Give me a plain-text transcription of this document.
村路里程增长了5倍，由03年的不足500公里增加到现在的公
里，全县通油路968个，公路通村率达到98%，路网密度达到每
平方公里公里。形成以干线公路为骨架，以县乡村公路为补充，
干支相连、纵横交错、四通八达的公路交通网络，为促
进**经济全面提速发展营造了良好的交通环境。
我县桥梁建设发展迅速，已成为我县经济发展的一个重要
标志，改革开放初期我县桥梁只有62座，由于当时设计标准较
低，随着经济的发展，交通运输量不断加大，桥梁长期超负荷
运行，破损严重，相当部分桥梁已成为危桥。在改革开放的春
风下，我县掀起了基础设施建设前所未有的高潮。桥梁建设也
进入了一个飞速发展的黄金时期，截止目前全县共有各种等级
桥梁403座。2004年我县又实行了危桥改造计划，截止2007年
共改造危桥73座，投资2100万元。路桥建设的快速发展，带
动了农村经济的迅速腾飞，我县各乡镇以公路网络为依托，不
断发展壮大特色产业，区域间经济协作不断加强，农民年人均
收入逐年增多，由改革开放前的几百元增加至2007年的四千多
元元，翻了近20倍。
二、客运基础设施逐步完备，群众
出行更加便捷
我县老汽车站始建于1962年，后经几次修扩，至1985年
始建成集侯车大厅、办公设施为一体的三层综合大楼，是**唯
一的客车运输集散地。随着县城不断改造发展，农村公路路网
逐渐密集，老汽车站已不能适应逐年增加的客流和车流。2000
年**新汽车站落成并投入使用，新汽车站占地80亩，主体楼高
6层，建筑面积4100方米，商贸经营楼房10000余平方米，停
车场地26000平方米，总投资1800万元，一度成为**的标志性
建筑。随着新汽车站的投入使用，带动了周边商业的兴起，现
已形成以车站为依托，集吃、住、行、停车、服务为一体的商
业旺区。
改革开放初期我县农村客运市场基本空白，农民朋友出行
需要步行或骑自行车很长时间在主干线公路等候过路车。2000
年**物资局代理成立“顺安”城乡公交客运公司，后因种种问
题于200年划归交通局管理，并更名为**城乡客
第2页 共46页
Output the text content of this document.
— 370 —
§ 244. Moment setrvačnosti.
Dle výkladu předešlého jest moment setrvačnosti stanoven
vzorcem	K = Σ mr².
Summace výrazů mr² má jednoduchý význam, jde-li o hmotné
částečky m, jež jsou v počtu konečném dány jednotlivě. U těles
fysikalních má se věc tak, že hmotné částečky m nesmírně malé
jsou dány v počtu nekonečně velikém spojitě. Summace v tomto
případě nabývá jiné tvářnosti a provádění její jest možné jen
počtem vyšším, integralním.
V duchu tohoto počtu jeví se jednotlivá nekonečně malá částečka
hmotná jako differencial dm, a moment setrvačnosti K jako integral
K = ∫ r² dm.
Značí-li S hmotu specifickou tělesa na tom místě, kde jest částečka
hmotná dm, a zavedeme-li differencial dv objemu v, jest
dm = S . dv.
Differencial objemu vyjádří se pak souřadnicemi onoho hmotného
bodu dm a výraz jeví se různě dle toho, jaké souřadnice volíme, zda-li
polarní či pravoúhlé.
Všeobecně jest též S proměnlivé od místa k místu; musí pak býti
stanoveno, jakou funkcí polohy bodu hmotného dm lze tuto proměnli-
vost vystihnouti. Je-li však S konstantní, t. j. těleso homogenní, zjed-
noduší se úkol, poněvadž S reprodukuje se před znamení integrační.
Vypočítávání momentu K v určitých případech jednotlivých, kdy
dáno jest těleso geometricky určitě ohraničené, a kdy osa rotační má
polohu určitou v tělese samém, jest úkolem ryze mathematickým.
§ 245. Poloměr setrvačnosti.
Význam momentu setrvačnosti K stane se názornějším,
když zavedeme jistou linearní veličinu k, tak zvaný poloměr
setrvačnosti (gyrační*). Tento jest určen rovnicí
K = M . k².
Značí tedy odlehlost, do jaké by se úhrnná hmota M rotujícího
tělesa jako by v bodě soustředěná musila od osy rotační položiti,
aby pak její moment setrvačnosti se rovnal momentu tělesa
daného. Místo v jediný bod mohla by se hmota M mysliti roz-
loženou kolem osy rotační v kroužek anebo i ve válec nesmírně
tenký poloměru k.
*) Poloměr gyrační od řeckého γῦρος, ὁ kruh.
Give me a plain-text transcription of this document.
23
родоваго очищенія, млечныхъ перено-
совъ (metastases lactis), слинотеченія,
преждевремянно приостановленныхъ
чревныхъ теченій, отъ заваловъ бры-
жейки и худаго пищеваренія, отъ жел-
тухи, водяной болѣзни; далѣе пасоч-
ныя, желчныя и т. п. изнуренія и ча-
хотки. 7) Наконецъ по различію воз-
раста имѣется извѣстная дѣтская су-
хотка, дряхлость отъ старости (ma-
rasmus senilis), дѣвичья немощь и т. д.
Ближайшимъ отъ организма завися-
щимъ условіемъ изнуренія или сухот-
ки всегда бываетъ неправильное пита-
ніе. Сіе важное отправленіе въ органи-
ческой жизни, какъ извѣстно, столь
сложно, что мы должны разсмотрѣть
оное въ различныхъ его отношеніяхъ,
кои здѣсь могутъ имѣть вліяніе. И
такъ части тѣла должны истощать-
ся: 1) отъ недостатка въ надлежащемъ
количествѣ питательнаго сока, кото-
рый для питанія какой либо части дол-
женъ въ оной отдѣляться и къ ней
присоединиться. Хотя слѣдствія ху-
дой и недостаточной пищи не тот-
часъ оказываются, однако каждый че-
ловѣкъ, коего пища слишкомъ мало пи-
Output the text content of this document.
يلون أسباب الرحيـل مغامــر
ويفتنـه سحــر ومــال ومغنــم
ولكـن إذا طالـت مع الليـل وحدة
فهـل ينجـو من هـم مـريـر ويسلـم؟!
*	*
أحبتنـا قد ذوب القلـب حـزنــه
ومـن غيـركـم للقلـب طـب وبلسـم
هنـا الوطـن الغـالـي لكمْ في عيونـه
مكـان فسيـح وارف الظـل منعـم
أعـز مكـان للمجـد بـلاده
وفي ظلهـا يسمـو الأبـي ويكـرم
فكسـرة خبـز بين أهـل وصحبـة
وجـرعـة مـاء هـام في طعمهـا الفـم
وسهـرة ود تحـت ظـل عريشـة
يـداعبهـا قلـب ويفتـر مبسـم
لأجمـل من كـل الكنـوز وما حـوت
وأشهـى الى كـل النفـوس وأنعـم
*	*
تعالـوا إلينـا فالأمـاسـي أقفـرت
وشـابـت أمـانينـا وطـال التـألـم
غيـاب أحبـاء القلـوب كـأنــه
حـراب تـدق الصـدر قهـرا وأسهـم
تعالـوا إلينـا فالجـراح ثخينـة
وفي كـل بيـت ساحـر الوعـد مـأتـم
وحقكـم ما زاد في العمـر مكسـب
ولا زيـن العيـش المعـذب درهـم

_TO DO_
Produce an exact copy of every entry above.

_EXERCISE OUTPUT_
Give me a plain-text transcription of this document.
村路里程增长了5倍，由03年的不足500公里增加到现在的公
里，全县通油路968个，公路通村率达到98%，路网密度达到每
平方公里公里。形成以干线公路为骨架，以县乡村公路为补充，
干支相连、纵横交错、四通八达的公路交通网络，为促
进**经济全面提速发展营造了良好的交通环境。
我县桥梁建设发展迅速，已成为我县经济发展的一个重要
标志，改革开放初期我县桥梁只有62座，由于当时设计标准较
低，随着经济的发展，交通运输量不断加大，桥梁长期超负荷
运行，破损严重，相当部分桥梁已成为危桥。在改革开放的春
风下，我县掀起了基础设施建设前所未有的高潮。桥梁建设也
进入了一个飞速发展的黄金时期，截止目前全县共有各种等级
桥梁403座。2004年我县又实行了危桥改造计划，截止2007年
共改造危桥73座，投资2100万元。路桥建设的快速发展，带
动了农村经济的迅速腾飞，我县各乡镇以公路网络为依托，不
断发展壮大特色产业，区域间经济协作不断加强，农民年人均
收入逐年增多，由改革开放前的几百元增加至2007年的四千多
元元，翻了近20倍。
二、客运基础设施逐步完备，群众
出行更加便捷
我县老汽车站始建于1962年，后经几次修扩，至1985年
始建成集侯车大厅、办公设施为一体的三层综合大楼，是**唯
一的客车运输集散地。随着县城不断改造发展，农村公路路网
逐渐密集，老汽车站已不能适应逐年增加的客流和车流。2000
年**新汽车站落成并投入使用，新汽车站占地80亩，主体楼高
6层，建筑面积4100方米，商贸经营楼房10000余平方米，停
车场地26000平方米，总投资1800万元，一度成为**的标志性
建筑。随着新汽车站的投入使用，带动了周边商业的兴起，现
已形成以车站为依托，集吃、住、行、停车、服务为一体的商
业旺区。
改革开放初期我县农村客运市场基本空白，农民朋友出行
需要步行或骑自行车很长时间在主干线公路等候过路车。2000
年**物资局代理成立“顺安”城乡公交客运公司，后因种种问
题于200年划归交通局管理，并更名为**城乡客
第2页 共46页
Output the text content of this document.
— 370 —
§ 244. Moment setrvačnosti.
Dle výkladu předešlého jest moment setrvačnosti stanoven
vzorcem	K = Σ mr².
Summace výrazů mr² má jednoduchý význam, jde-li o hmotné
částečky m, jež jsou v počtu konečném dány jednotlivě. U těles
fysikalních má se věc tak, že hmotné částečky m nesmírně malé
jsou dány v počtu nekonečně velikém spojitě. Summace v tomto
případě nabývá jiné tvářnosti a provádění její jest možné jen
počtem vyšším, integralním.
V duchu tohoto počtu jeví se jednotlivá nekonečně malá částečka
hmotná jako differencial dm, a moment setrvačnosti K jako integral
K = ∫ r² dm.
Značí-li S hmotu specifickou tělesa na tom místě, kde jest částečka
hmotná dm, a zavedeme-li differencial dv objemu v, jest
dm = S . dv.
Differencial objemu vyjádří se pak souřadnicemi onoho hmotného
bodu dm a výraz jeví se různě dle toho, jaké souřadnice volíme, zda-li
polarní či pravoúhlé.
Všeobecně jest též S proměnlivé od místa k místu; musí pak býti
stanoveno, jakou funkcí polohy bodu hmotného dm lze tuto proměnli-
vost vystihnouti. Je-li však S konstantní, t. j. těleso homogenní, zjed-
noduší se úkol, poněvadž S reprodukuje se před znamení integrační.
Vypočítávání momentu K v určitých případech jednotlivých, kdy
dáno jest těleso geometricky určitě ohraničené, a kdy osa rotační má
polohu určitou v tělese samém, jest úkolem ryze mathematickým.
§ 245. Poloměr setrvačnosti.
Význam momentu setrvačnosti K stane se názornějším,
když zavedeme jistou linearní veličinu k, tak zvaný poloměr
setrvačnosti (gyrační*). Tento jest určen rovnicí
K = M . k².
Značí tedy odlehlost, do jaké by se úhrnná hmota M rotujícího
tělesa jako by v bodě soustředěná musila od osy rotační položiti,
aby pak její moment setrvačnosti se rovnal momentu tělesa
daného. Místo v jediný bod mohla by se hmota M mysliti roz-
loženou kolem osy rotační v kroužek anebo i ve válec nesmírně
tenký poloměru k.
*) Poloměr gyrační od řeckého γῦρος, ὁ kruh.
Give me a plain-text transcription of this document.
23
родоваго очищенія, млечныхъ перено-
совъ (metastases lactis), слинотеченія,
преждевремянно приостановленныхъ
чревныхъ теченій, отъ заваловъ бры-
жейки и худаго пищеваренія, отъ жел-
тухи, водяной болѣзни; далѣе пасоч-
ныя, желчныя и т. п. изнуренія и ча-
хотки. 7) Наконецъ по различію воз-
раста имѣется извѣстная дѣтская су-
хотка, дряхлость отъ старости (ma-
rasmus senilis), дѣвичья немощь и т. д.
Ближайшимъ отъ организма завися-
щимъ условіемъ изнуренія или сухот-
ки всегда бываетъ неправильное пита-
ніе. Сіе важное отправленіе въ органи-
ческой жизни, какъ извѣстно, столь
сложно, что мы должны разсмотрѣть
оное въ различныхъ его отношеніяхъ,
кои здѣсь могутъ имѣть вліяніе. И
такъ части тѣла должны истощать-
ся: 1) отъ недостатка въ надлежащемъ
количествѣ питательнаго сока, кото-
рый для питанія какой либо части дол-
женъ въ оной отдѣляться и къ ней
присоединиться. Хотя слѣдствія ху-
дой и недостаточной пищи не тот-
часъ оказываются, однако каждый че-
ловѣкъ, коего пища слишкомъ мало пи-
Output the text content of this document.
يلون أسباب الرحيـل مغامــر
ويفتنـه سحــر ومــال ومغنــم
ولكـن إذا طالـت مع الليـل وحدة
فهـل ينجـو من هـم مـريـر ويسلـم؟!
*	*
أحبتنـا قد ذوب القلـب حـزنــه
ومـن غيـركـم للقلـب طـب وبلسـم
هنـا الوطـن الغـالـي لكمْ في عيونـه
مكـان فسيـح وارف الظـل منعـم
أعـز مكـان للمجـد بـلاده
وفي ظلهـا يسمـو الأبـي ويكـرم
فكسـرة خبـز بين أهـل وصحبـة
وجـرعـة مـاء هـام في طعمهـا الفـم
وسهـرة ود تحـت ظـل عريشـة
يـداعبهـا قلـب ويفتـر مبسـم
لأجمـل من كـل الكنـوز وما حـوت
وأشهـى الى كـل النفـوس وأنعـم
*	*
تعالـوا إلينـا فالأمـاسـي أقفـرت
وشـابـت أمـانينـا وطـال التـألـم
غيـاب أحبـاء القلـوب كـأنــه
حـراب تـدق الصـدر قهـرا وأسهـم
تعالـوا إلينـا فالجـراح ثخينـة
وفي كـل بيـت ساحـر الوعـد مـأتـم
وحقكـم ما زاد في العمـر مكسـب
ولا زيـن العيـش المعـذب درهـم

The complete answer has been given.